Figure record extracts:
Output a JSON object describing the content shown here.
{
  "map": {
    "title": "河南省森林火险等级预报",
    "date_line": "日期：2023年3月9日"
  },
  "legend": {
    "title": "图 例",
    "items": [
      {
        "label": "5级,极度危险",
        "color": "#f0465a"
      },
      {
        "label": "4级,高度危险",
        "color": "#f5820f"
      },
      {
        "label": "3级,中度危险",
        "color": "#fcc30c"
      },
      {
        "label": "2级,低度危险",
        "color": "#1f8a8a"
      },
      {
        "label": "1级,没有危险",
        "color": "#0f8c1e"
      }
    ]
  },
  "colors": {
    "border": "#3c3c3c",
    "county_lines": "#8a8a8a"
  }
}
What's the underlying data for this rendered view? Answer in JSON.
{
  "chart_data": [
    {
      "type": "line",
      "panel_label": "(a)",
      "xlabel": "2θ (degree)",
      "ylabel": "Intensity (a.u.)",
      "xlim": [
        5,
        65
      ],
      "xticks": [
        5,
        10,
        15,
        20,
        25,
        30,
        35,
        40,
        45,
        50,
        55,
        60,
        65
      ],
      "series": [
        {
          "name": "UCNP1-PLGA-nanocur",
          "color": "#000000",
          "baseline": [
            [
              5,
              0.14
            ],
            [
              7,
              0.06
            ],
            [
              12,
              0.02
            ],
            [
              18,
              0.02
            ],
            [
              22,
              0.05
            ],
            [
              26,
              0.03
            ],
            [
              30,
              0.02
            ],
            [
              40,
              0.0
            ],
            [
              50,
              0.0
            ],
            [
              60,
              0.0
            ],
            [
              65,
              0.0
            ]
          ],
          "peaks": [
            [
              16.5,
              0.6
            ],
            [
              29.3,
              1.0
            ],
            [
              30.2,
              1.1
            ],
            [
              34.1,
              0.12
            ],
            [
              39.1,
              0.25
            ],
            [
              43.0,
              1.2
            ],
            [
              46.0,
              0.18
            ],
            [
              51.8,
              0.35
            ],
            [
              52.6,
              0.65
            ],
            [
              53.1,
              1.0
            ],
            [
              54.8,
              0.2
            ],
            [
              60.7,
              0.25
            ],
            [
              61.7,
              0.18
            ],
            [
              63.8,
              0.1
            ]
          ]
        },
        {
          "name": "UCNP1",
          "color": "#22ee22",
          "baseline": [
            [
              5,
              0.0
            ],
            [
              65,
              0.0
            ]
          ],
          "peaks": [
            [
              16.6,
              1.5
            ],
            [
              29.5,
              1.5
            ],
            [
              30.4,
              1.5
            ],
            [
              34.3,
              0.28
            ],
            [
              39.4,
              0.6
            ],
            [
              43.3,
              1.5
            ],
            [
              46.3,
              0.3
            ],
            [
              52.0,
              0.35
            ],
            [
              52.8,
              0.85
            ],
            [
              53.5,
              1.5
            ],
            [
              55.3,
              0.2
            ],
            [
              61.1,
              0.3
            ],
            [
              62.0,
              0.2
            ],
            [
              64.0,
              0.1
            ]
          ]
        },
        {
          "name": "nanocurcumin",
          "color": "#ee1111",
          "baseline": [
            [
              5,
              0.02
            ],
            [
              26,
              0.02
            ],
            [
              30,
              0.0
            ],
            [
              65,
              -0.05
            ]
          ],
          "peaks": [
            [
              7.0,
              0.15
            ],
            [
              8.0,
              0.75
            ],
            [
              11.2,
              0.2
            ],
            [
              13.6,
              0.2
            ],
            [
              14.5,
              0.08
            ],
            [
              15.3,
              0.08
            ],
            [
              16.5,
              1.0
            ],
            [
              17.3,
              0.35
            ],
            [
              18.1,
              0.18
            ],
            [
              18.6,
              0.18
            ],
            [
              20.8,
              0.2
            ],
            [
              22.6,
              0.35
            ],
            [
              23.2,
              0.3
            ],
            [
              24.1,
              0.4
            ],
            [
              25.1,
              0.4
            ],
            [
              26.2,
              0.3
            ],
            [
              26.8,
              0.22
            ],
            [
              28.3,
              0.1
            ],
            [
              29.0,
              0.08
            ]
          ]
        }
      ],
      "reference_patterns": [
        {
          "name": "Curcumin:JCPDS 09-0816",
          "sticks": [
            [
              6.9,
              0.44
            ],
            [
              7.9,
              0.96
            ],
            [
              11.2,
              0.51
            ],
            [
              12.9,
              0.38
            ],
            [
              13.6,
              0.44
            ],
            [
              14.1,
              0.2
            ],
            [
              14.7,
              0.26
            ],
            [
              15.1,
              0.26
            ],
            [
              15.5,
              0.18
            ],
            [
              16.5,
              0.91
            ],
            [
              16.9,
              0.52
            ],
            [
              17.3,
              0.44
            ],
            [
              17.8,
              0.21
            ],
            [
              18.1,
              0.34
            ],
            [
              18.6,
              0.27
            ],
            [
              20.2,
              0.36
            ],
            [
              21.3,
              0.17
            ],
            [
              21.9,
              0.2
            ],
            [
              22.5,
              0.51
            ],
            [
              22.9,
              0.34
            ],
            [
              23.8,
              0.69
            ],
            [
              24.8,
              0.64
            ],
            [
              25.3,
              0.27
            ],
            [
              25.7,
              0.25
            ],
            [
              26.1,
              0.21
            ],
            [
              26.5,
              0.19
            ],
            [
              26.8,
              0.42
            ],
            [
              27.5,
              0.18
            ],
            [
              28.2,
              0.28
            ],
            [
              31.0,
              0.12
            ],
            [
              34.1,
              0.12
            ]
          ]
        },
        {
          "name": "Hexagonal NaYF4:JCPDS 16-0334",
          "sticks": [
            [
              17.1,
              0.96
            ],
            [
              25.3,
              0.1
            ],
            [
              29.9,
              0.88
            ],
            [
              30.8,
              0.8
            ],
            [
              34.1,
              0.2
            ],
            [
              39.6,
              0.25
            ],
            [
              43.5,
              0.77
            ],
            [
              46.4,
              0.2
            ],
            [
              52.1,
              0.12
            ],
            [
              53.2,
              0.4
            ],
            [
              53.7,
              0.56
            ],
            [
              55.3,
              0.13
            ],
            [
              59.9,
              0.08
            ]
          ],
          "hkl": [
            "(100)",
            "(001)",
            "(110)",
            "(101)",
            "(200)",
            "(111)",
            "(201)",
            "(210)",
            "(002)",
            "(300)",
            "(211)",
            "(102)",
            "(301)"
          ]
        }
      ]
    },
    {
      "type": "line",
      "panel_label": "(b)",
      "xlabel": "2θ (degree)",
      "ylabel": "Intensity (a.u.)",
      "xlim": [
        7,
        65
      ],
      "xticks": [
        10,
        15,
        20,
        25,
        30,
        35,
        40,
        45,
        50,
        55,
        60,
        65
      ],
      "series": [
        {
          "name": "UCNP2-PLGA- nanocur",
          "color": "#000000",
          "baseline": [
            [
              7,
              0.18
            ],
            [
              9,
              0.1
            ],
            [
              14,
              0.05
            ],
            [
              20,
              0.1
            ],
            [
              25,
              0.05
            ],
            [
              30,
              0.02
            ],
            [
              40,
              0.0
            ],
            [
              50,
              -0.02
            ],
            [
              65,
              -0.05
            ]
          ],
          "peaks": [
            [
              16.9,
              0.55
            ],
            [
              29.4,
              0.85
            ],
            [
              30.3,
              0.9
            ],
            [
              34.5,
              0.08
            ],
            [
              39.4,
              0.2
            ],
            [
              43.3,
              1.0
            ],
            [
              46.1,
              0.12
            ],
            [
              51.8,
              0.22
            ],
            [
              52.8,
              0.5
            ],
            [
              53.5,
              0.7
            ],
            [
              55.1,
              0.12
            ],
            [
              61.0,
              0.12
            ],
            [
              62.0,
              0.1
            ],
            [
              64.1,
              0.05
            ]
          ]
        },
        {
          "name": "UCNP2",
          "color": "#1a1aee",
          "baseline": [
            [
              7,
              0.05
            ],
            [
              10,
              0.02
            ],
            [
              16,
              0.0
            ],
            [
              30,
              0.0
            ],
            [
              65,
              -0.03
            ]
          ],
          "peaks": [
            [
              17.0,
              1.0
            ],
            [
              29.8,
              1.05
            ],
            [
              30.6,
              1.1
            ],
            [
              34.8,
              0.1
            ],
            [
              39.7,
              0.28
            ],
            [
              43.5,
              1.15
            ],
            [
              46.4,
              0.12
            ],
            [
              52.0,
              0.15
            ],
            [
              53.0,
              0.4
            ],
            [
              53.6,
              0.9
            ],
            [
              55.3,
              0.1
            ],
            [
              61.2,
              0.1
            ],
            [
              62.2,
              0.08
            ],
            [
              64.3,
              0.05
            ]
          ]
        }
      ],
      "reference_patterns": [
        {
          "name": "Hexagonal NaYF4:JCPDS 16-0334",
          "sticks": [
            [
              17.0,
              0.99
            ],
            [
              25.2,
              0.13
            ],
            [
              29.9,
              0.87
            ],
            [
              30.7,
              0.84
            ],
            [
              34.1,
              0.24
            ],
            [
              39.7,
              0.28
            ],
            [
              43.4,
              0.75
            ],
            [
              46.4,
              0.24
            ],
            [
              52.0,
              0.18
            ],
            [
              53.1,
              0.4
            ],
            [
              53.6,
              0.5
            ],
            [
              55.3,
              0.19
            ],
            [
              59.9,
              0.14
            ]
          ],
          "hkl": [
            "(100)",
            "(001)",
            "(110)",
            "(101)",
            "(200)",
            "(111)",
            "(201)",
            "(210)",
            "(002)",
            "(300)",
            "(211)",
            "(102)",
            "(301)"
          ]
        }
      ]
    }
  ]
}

The task —
Find "JSON". Copy every line it occurs in.

Answer below —
Output a JSON object describing the content shown here.
What's the underlying data for this rendered view? Answer in JSON.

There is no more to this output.